(What to produce) Provide an exact copy of the data, excluding the images.

(Entries supplied)
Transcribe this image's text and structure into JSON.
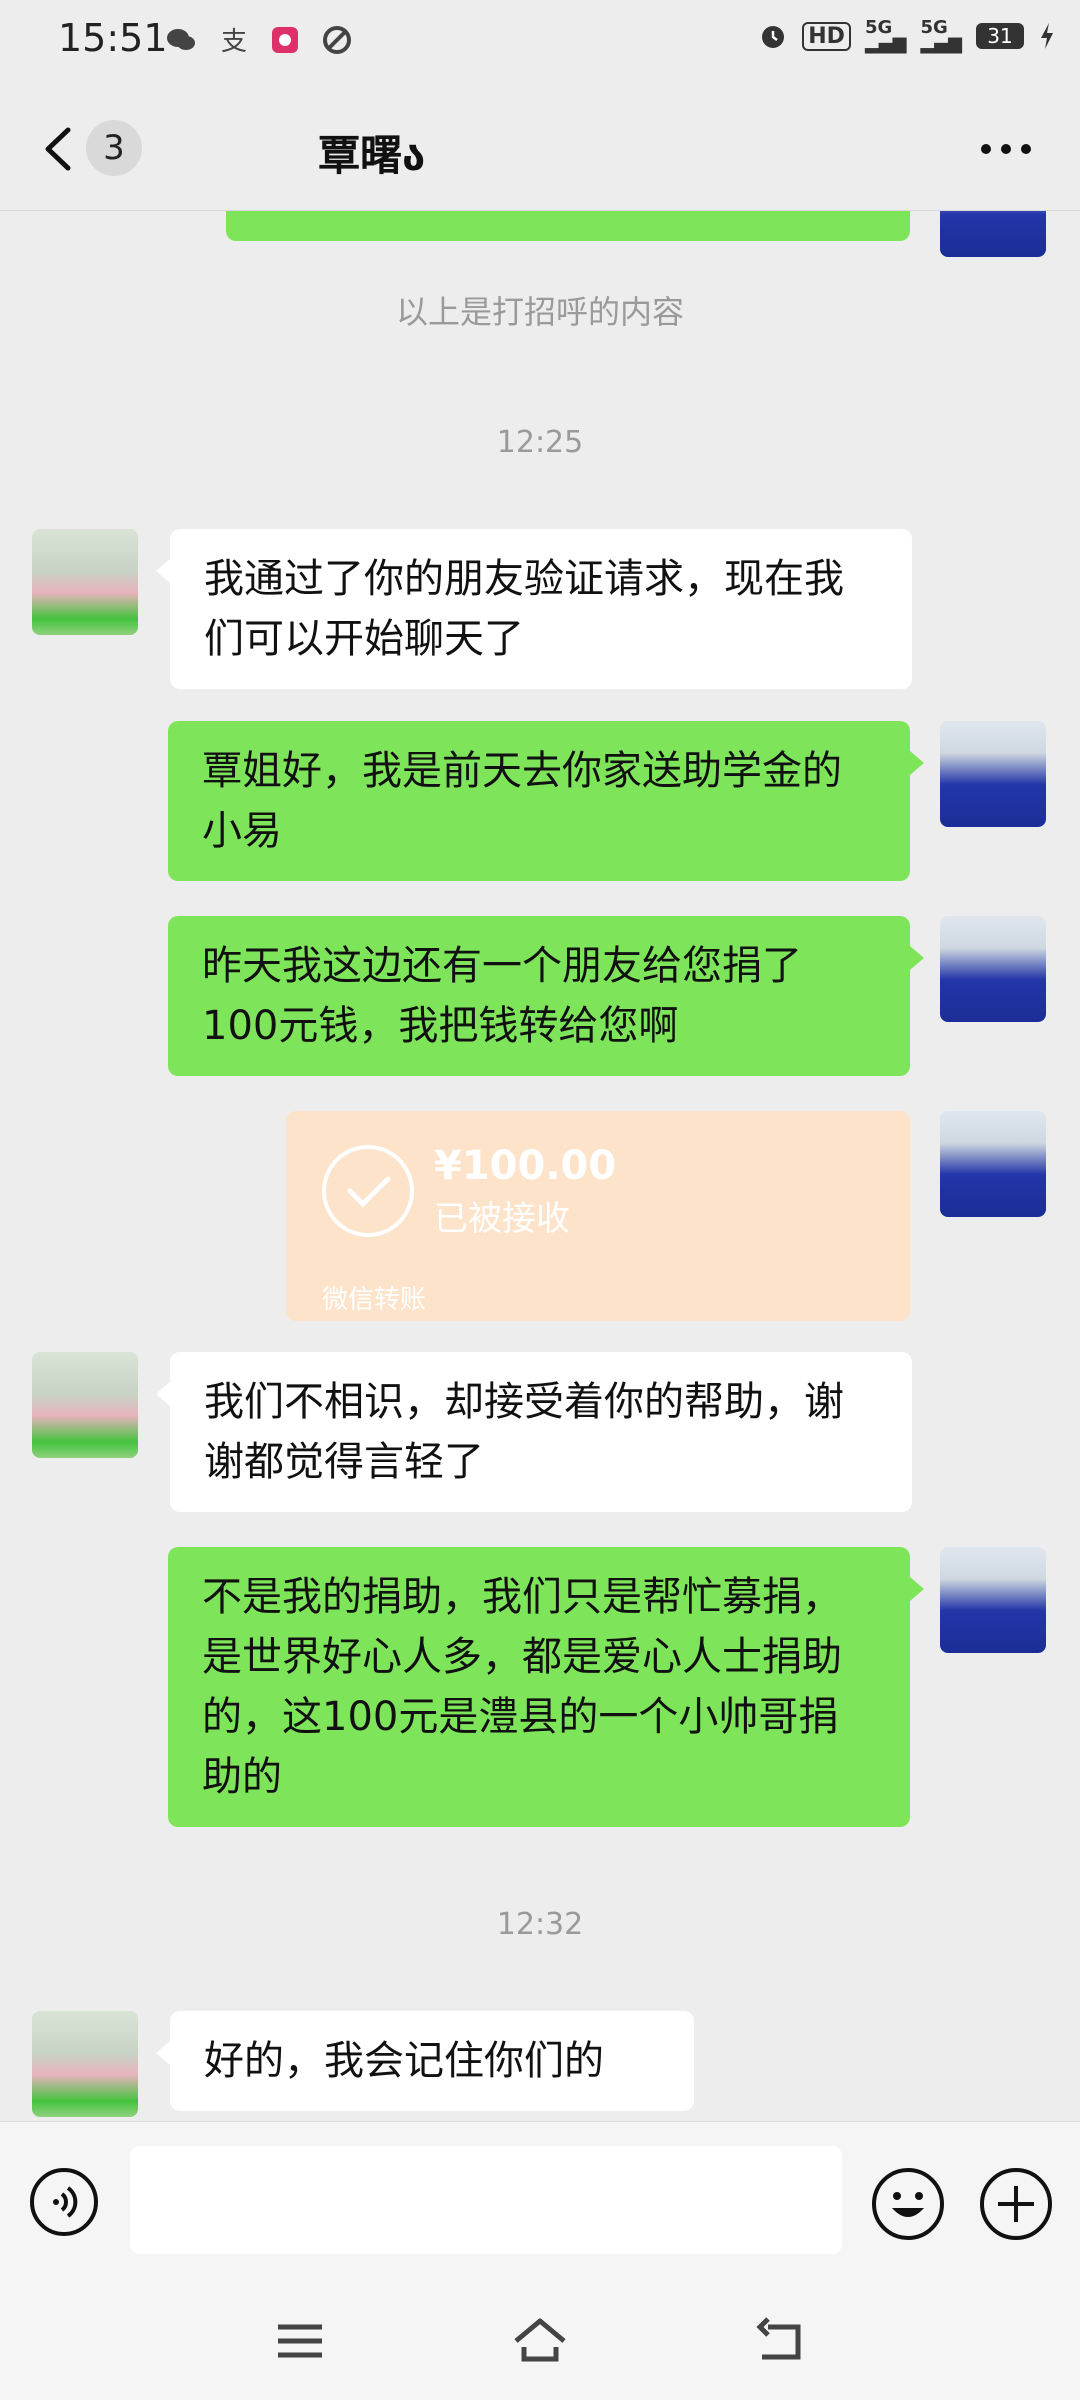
{
  "status_bar": {
    "time": "15:51",
    "left_icons": [
      "wechat-icon",
      "alipay-icon",
      "app-icon",
      "link-icon"
    ],
    "hd_label": "HD",
    "net1": "5G",
    "net2": "5G",
    "battery": "31"
  },
  "header": {
    "unread_count": "3",
    "title": "覃曙ა"
  },
  "chat": {
    "system_notice": "以上是打招呼的内容",
    "time1": "12:25",
    "messages": [
      {
        "side": "left",
        "text": "我通过了你的朋友验证请求，现在我们可以开始聊天了"
      },
      {
        "side": "right",
        "text": "覃姐好，我是前天去你家送助学金的小易"
      },
      {
        "side": "right",
        "text": "昨天我这边还有一个朋友给您捐了100元钱，我把钱转给您啊"
      },
      {
        "side": "left",
        "text": "我们不相识，却接受着你的帮助，谢谢都觉得言轻了"
      },
      {
        "side": "right",
        "text": "不是我的捐助，我们只是帮忙募捐，是世界好心人多，都是爱心人士捐助的，这100元是澧县的一个小帅哥捐助的"
      },
      {
        "side": "left",
        "text": "好的，我会记住你们的"
      }
    ],
    "transfer": {
      "amount": "¥100.00",
      "status": "已被接收",
      "footer": "微信转账"
    },
    "time2": "12:32"
  },
  "colors": {
    "background": "#ededed",
    "green_bubble": "#7ee55b",
    "white_bubble": "#ffffff",
    "transfer": "#fde3c9"
  }
}
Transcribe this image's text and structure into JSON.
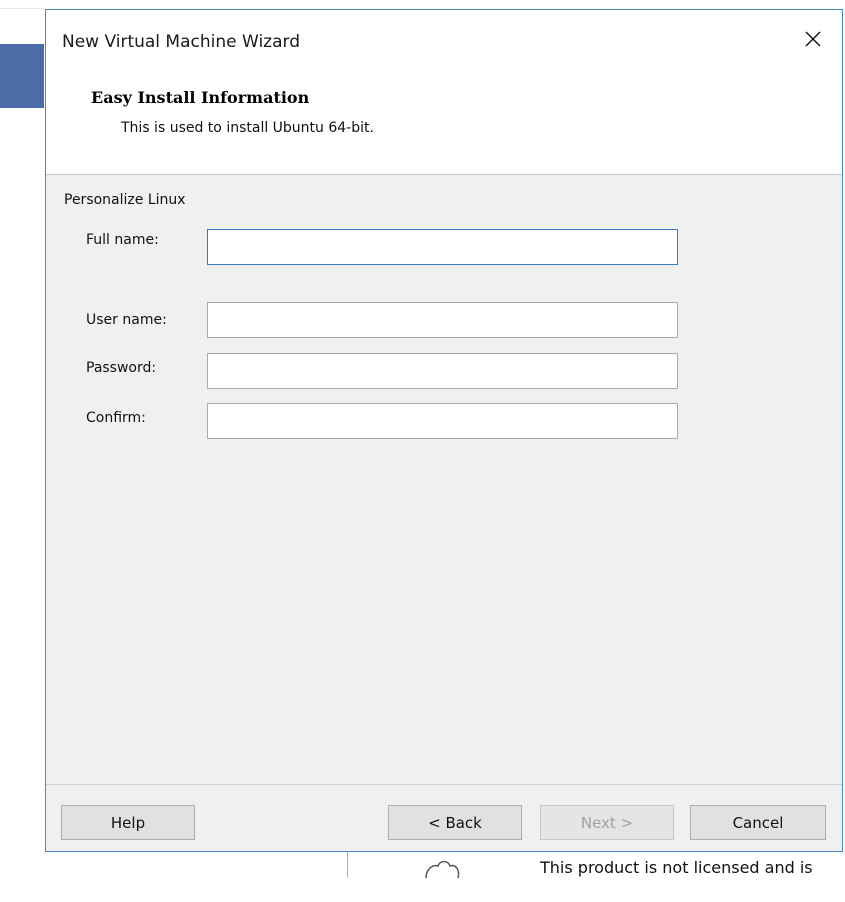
{
  "window": {
    "title": "New Virtual Machine Wizard",
    "close_icon": "close-icon"
  },
  "header": {
    "title": "Easy Install Information",
    "subtitle": "This is used to install Ubuntu 64-bit."
  },
  "section": {
    "label": "Personalize Linux"
  },
  "fields": {
    "full_name": {
      "label": "Full name:",
      "value": ""
    },
    "user_name": {
      "label": "User name:",
      "value": ""
    },
    "password": {
      "label": "Password:",
      "value": ""
    },
    "confirm": {
      "label": "Confirm:",
      "value": ""
    }
  },
  "buttons": {
    "help": "Help",
    "back": "< Back",
    "next": "Next >",
    "cancel": "Cancel"
  },
  "background": {
    "notice": "This product is not licensed and is"
  },
  "colors": {
    "dialog_border": "#4a86c8",
    "focus_border": "#3c78c8",
    "dialog_bg": "#f0f0f0"
  }
}
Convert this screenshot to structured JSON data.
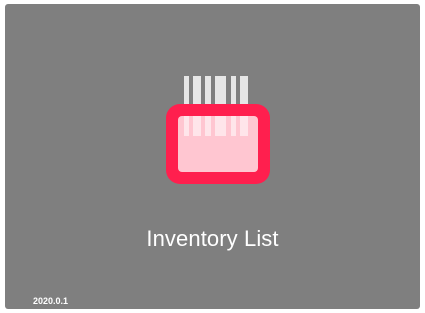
{
  "splash": {
    "title": "Inventory List",
    "version": "2020.0.1",
    "icon": "barcode-scanner-icon"
  },
  "colors": {
    "background": "#7f7f7f",
    "accent": "#ff1f4e",
    "barcode": "#e6e6e6",
    "window": "#ffc6d1",
    "text": "#ffffff"
  }
}
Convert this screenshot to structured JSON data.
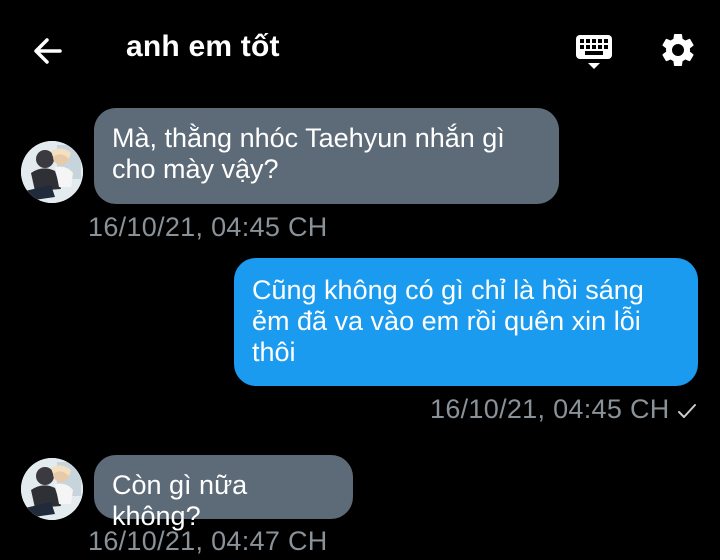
{
  "header": {
    "title": "anh em tốt",
    "back_icon": "arrow-left-icon",
    "keyboard_icon": "keyboard-icon",
    "settings_icon": "gear-icon"
  },
  "colors": {
    "background": "#000000",
    "incoming_bubble": "#5d6b78",
    "outgoing_bubble": "#1a9bf0",
    "timestamp": "#8a9299"
  },
  "messages": [
    {
      "direction": "incoming",
      "lines": [
        "Mà, thằng nhóc Taehyun nhắn gì",
        "cho mày vậy?"
      ],
      "time": "16/10/21, 04:45 CH"
    },
    {
      "direction": "outgoing",
      "lines": [
        "Cũng không có gì chỉ là hồi sáng",
        "ẻm đã va vào em rồi quên xin lỗi",
        "thôi"
      ],
      "time": "16/10/21, 04:45 CH",
      "status_icon": "check-icon"
    },
    {
      "direction": "incoming",
      "lines": [
        "Còn gì nữa không?"
      ],
      "time": "16/10/21, 04:47 CH"
    }
  ]
}
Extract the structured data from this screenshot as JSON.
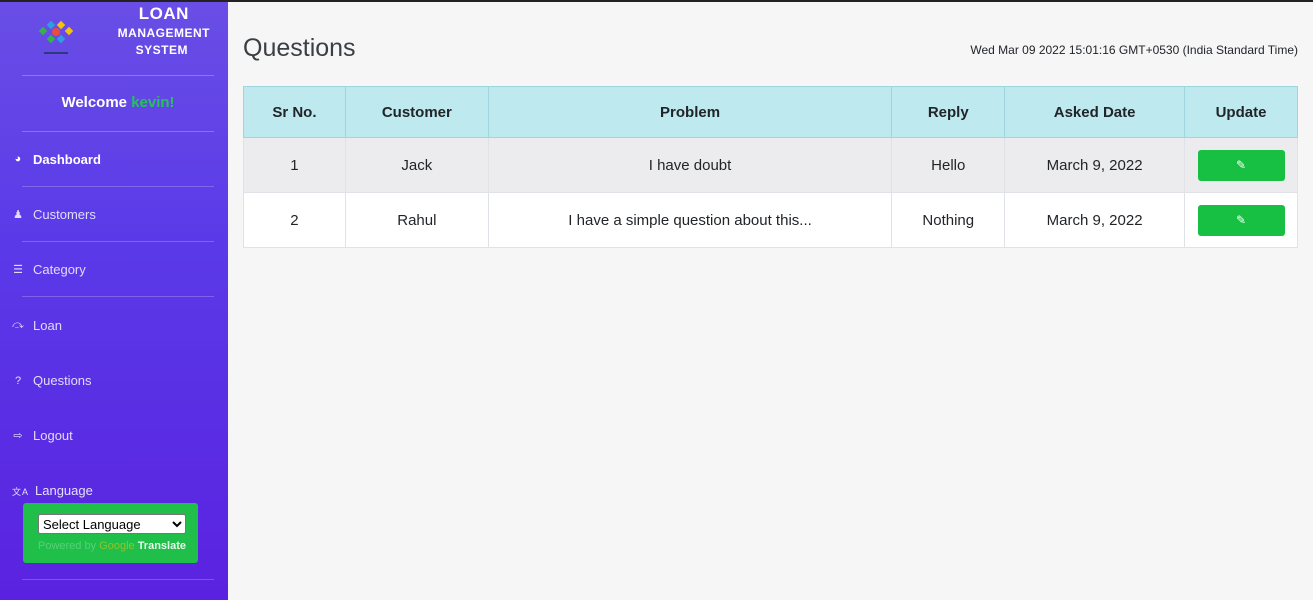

(Output for this exercise)
Transcribe this image's text and structure into JSON.
{
  "status_bar": {
    "time": "15:51",
    "left_icons": [
      "wechat-icon",
      "alipay-icon",
      "app-icon",
      "link-icon"
    ],
    "hd_label": "HD",
    "net1": "5G",
    "net2": "5G",
    "battery": "31"
  },
  "header": {
    "unread_count": "3",
    "title": "覃曙ა"
  },
  "chat": {
    "system_notice": "以上是打招呼的内容",
    "time1": "12:25",
    "messages": [
      {
        "side": "left",
        "text": "我通过了你的朋友验证请求，现在我们可以开始聊天了"
      },
      {
        "side": "right",
        "text": "覃姐好，我是前天去你家送助学金的小易"
      },
      {
        "side": "right",
        "text": "昨天我这边还有一个朋友给您捐了100元钱，我把钱转给您啊"
      },
      {
        "side": "left",
        "text": "我们不相识，却接受着你的帮助，谢谢都觉得言轻了"
      },
      {
        "side": "right",
        "text": "不是我的捐助，我们只是帮忙募捐，是世界好心人多，都是爱心人士捐助的，这100元是澧县的一个小帅哥捐助的"
      },
      {
        "side": "left",
        "text": "好的，我会记住你们的"
      }
    ],
    "transfer": {
      "amount": "¥100.00",
      "status": "已被接收",
      "footer": "微信转账"
    },
    "time2": "12:32"
  },
  "colors": {
    "background": "#ededed",
    "green_bubble": "#7ee55b",
    "white_bubble": "#ffffff",
    "transfer": "#fde3c9"
  }
}
Transcribe this image's text and structure into JSON.
{
  "window": {
    "title": "New Virtual Machine Wizard",
    "close_icon": "close-icon"
  },
  "header": {
    "title": "Easy Install Information",
    "subtitle": "This is used to install Ubuntu 64-bit."
  },
  "section": {
    "label": "Personalize Linux"
  },
  "fields": {
    "full_name": {
      "label": "Full name:",
      "value": ""
    },
    "user_name": {
      "label": "User name:",
      "value": ""
    },
    "password": {
      "label": "Password:",
      "value": ""
    },
    "confirm": {
      "label": "Confirm:",
      "value": ""
    }
  },
  "buttons": {
    "help": "Help",
    "back": "< Back",
    "next": "Next >",
    "cancel": "Cancel"
  },
  "background": {
    "notice": "This product is not licensed and is"
  },
  "colors": {
    "dialog_border": "#4a86c8",
    "focus_border": "#3c78c8",
    "dialog_bg": "#f0f0f0"
  }
}
Convert this screenshot to structured JSON data.
{
  "splash": {
    "title": "Inventory List",
    "version": "2020.0.1",
    "icon": "barcode-scanner-icon"
  },
  "colors": {
    "background": "#7f7f7f",
    "accent": "#ff1f4e",
    "barcode": "#e6e6e6",
    "window": "#ffc6d1",
    "text": "#ffffff"
  }
}
Convert this screenshot to structured JSON data.
{
  "header": {
    "title": "anh em tốt",
    "back_icon": "arrow-left-icon",
    "keyboard_icon": "keyboard-icon",
    "settings_icon": "gear-icon"
  },
  "colors": {
    "background": "#000000",
    "incoming_bubble": "#5d6b78",
    "outgoing_bubble": "#1a9bf0",
    "timestamp": "#8a9299"
  },
  "messages": [
    {
      "direction": "incoming",
      "lines": [
        "Mà, thằng nhóc Taehyun nhắn gì",
        "cho mày vậy?"
      ],
      "time": "16/10/21, 04:45 CH"
    },
    {
      "direction": "outgoing",
      "lines": [
        "Cũng không có gì chỉ là hồi sáng",
        "ẻm đã va vào em rồi quên xin lỗi",
        "thôi"
      ],
      "time": "16/10/21, 04:45 CH",
      "status_icon": "check-icon"
    },
    {
      "direction": "incoming",
      "lines": [
        "Còn gì nữa không?"
      ],
      "time": "16/10/21, 04:47 CH"
    }
  ]
}
Extract the structured data from this screenshot as JSON.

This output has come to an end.